Report how many lines contain "name", with no other words.

━━━━━━━━

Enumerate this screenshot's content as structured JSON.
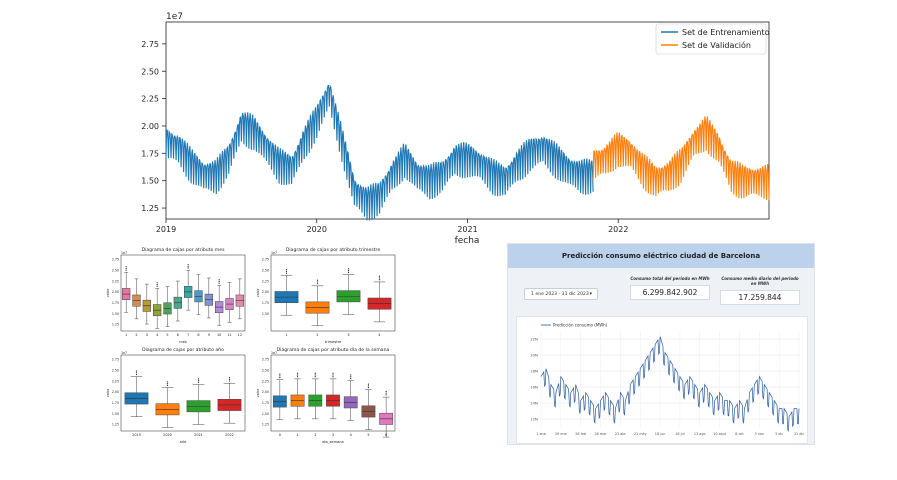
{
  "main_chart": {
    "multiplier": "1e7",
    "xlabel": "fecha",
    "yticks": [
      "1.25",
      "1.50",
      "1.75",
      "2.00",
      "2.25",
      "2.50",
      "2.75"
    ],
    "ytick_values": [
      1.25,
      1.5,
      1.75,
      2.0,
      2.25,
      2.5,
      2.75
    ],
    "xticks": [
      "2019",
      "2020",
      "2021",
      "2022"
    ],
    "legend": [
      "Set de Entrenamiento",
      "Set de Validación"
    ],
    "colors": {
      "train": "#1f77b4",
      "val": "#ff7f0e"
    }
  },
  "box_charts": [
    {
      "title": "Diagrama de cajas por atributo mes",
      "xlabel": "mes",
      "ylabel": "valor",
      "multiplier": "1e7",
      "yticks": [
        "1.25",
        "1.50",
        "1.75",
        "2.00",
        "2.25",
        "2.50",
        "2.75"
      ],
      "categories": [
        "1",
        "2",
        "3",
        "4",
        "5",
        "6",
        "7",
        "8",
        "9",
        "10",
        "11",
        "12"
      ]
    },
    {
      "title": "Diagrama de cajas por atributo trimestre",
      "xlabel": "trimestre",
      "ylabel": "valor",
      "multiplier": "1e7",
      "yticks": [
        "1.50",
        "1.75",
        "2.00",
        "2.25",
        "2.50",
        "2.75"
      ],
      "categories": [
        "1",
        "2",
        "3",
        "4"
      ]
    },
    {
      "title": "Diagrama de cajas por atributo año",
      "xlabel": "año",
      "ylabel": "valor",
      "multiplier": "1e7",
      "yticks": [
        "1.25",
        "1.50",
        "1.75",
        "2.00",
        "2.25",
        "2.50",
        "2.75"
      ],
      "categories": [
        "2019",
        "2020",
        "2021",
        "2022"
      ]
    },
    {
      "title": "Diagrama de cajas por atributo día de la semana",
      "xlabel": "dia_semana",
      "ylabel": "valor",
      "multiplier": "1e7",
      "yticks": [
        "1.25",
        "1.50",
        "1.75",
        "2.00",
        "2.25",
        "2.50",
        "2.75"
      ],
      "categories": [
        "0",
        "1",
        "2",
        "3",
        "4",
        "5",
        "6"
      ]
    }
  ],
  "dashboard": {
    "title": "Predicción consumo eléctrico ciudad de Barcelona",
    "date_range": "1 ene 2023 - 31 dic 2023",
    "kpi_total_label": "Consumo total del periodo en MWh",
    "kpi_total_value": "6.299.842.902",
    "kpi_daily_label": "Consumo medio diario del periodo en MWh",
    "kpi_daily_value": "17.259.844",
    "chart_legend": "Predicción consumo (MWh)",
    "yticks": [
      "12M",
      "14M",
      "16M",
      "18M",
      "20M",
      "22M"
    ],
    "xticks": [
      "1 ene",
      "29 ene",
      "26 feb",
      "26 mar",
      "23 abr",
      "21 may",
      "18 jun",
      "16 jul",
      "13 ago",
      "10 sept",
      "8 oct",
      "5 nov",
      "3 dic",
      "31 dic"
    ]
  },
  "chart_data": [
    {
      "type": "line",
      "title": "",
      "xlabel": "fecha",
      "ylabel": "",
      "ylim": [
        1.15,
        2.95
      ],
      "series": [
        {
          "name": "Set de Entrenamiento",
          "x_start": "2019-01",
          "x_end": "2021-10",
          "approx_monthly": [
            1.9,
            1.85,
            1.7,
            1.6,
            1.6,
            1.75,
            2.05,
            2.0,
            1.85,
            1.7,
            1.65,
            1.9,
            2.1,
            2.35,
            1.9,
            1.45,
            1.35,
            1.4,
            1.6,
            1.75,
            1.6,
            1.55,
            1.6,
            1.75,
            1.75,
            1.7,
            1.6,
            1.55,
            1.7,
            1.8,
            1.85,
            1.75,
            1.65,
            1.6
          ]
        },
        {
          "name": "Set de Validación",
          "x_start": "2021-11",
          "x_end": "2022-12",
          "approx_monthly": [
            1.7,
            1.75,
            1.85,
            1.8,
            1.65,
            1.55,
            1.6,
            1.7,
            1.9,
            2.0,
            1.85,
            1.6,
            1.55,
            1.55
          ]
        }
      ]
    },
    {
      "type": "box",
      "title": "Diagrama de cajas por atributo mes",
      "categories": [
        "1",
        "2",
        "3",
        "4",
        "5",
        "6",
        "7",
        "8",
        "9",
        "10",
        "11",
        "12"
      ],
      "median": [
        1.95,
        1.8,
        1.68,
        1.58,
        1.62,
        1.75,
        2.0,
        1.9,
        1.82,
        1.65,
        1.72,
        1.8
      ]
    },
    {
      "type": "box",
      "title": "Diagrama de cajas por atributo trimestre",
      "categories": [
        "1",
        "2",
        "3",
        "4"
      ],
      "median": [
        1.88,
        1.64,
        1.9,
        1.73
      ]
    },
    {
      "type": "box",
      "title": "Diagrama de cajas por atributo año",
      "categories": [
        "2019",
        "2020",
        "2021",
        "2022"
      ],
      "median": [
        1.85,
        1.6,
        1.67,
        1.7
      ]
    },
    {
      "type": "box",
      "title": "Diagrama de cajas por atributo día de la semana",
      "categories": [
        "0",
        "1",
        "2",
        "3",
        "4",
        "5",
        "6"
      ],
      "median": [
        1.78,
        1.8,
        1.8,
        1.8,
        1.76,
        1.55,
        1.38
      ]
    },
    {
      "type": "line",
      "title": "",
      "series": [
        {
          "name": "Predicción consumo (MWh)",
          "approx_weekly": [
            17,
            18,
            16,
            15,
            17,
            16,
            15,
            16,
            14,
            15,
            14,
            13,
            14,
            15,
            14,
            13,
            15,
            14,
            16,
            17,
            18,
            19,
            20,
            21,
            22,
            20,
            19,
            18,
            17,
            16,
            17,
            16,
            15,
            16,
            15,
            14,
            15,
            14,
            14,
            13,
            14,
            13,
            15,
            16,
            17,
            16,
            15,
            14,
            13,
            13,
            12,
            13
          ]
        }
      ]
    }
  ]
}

━━━━━━━━

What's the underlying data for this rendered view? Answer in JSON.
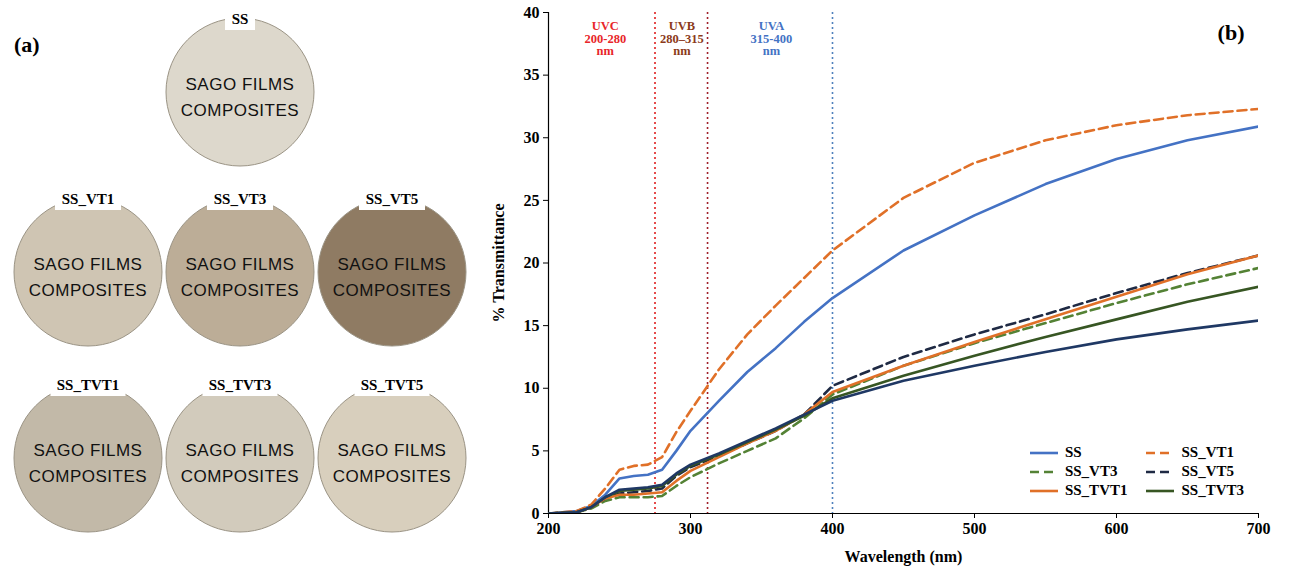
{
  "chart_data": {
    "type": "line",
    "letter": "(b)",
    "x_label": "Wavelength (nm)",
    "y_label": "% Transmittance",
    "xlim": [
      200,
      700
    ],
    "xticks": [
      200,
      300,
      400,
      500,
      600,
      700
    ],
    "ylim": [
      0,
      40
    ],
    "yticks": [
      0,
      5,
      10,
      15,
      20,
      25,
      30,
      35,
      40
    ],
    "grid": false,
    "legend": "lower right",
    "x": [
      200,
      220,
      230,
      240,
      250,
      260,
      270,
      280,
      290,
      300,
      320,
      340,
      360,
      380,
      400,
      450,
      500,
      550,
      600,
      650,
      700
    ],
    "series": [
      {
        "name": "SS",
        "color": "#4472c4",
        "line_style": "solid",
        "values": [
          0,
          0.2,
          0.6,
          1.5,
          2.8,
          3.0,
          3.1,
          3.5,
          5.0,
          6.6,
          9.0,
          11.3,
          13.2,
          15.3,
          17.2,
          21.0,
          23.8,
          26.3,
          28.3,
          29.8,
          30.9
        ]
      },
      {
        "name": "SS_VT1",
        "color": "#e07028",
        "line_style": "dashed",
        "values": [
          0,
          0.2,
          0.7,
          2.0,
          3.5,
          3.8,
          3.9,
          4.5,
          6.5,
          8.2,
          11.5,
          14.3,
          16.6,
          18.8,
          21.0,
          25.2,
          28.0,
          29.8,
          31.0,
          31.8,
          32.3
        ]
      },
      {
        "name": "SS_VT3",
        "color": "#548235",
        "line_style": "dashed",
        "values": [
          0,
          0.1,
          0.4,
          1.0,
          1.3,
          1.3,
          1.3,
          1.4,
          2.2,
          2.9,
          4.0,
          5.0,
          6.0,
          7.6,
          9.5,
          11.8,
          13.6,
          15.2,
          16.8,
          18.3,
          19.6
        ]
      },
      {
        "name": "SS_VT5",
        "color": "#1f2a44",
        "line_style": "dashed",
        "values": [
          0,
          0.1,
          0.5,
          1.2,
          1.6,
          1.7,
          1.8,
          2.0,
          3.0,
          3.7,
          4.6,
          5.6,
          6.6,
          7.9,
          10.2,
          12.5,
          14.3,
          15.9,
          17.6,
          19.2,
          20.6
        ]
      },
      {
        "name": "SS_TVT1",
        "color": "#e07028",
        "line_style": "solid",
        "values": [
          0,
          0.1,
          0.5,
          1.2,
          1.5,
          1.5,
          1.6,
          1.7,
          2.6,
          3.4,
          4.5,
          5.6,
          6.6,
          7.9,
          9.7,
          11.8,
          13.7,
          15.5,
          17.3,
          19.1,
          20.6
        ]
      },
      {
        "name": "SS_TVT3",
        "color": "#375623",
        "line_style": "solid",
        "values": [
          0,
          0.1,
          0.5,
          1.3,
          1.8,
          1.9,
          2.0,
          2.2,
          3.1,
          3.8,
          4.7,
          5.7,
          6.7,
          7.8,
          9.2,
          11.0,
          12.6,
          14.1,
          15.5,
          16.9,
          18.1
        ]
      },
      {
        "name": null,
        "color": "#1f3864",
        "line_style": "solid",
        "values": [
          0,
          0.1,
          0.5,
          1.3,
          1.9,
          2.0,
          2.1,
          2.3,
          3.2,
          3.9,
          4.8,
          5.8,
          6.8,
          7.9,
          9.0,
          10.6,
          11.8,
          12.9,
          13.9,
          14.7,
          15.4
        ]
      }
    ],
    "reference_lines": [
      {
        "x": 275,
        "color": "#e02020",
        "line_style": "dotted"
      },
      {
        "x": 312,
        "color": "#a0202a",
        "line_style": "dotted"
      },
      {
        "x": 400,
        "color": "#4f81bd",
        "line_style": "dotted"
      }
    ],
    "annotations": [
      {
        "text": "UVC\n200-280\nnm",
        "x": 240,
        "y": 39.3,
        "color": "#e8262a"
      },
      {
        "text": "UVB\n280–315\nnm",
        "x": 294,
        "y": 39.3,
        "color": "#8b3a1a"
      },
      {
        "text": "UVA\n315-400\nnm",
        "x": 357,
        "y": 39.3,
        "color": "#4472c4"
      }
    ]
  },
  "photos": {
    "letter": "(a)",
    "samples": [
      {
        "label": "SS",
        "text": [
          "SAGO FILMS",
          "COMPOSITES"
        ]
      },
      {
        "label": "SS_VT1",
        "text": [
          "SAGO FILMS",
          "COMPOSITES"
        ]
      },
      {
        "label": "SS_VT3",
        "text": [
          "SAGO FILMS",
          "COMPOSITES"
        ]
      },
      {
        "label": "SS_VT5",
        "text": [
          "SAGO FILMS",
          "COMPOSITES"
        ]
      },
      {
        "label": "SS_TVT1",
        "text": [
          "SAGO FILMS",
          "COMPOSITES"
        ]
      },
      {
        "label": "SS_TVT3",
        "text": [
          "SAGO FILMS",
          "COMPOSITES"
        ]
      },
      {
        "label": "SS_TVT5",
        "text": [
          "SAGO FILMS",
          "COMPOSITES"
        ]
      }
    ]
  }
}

━━━━━━━━

## Output of the task
10